Examine the material below. Gather every line in which the string "является" appears.

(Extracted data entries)
━━━
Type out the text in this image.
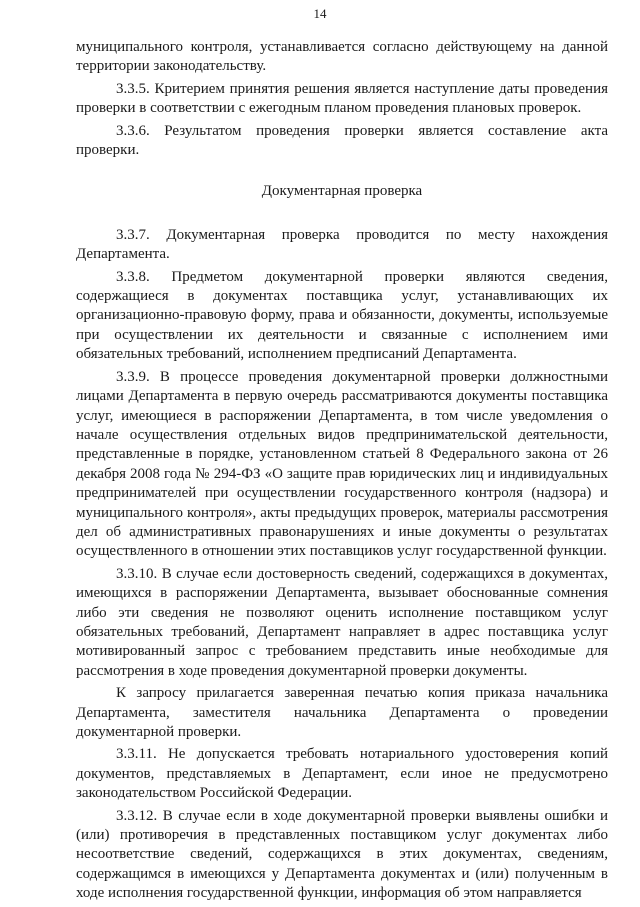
14

муниципального контроля, устанавливается согласно действующему на данной территории законодательству.

3.3.5. Критерием принятия решения является наступление даты проведения проверки в соответствии с ежегодным планом проведения плановых проверок.

3.3.6. Результатом проведения проверки является составление акта проверки.

Документарная проверка

3.3.7. Документарная проверка проводится по месту нахождения Департамента.

3.3.8. Предметом документарной проверки являются сведения, содержащиеся в документах поставщика услуг, устанавливающих их организационно-правовую форму, права и обязанности, документы, используемые при осуществлении их деятельности и связанные с исполнением ими обязательных требований, исполнением предписаний Департамента.

3.3.9. В процессе проведения документарной проверки должностными лицами Департамента в первую очередь рассматриваются документы поставщика услуг, имеющиеся в распоряжении Департамента, в том числе уведомления о начале осуществления отдельных видов предпринимательской деятельности, представленные в порядке, установленном статьей 8 Федерального закона от 26 декабря 2008 года № 294-ФЗ «О защите прав юридических лиц и индивидуальных предпринимателей при осуществлении государственного контроля (надзора) и муниципального контроля», акты предыдущих проверок, материалы рассмотрения дел об административных правонарушениях и иные документы о результатах осуществленного в отношении этих поставщиков услуг государственной функции.

3.3.10. В случае если достоверность сведений, содержащихся в документах, имеющихся в распоряжении Департамента, вызывает обоснованные сомнения либо эти сведения не позволяют оценить исполнение поставщиком услуг обязательных требований, Департамент направляет в адрес поставщика услуг мотивированный запрос с требованием представить иные необходимые для рассмотрения в ходе проведения документарной проверки документы.

К запросу прилагается заверенная печатью копия приказа начальника Департамента, заместителя начальника Департамента о проведении документарной проверки.

3.3.11. Не допускается требовать нотариального удостоверения копий документов, представляемых в Департамент, если иное не предусмотрено законодательством Российской Федерации.

3.3.12. В случае если в ходе документарной проверки выявлены ошибки и (или) противоречия в представленных поставщиком услуг документах либо несоответствие сведений, содержащихся в этих документах, сведениям, содержащимся в имеющихся у Департамента документах и (или) полученным в ходе исполнения государственной функции, информация об этом направляется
━━━
> The reply:
3.3.5. Критерием принятия решения является наступление даты проведения проверки в соответствии с ежегодным планом проведения плановых проверок.
3.3.6. Результатом проведения проверки является составление акта проверки.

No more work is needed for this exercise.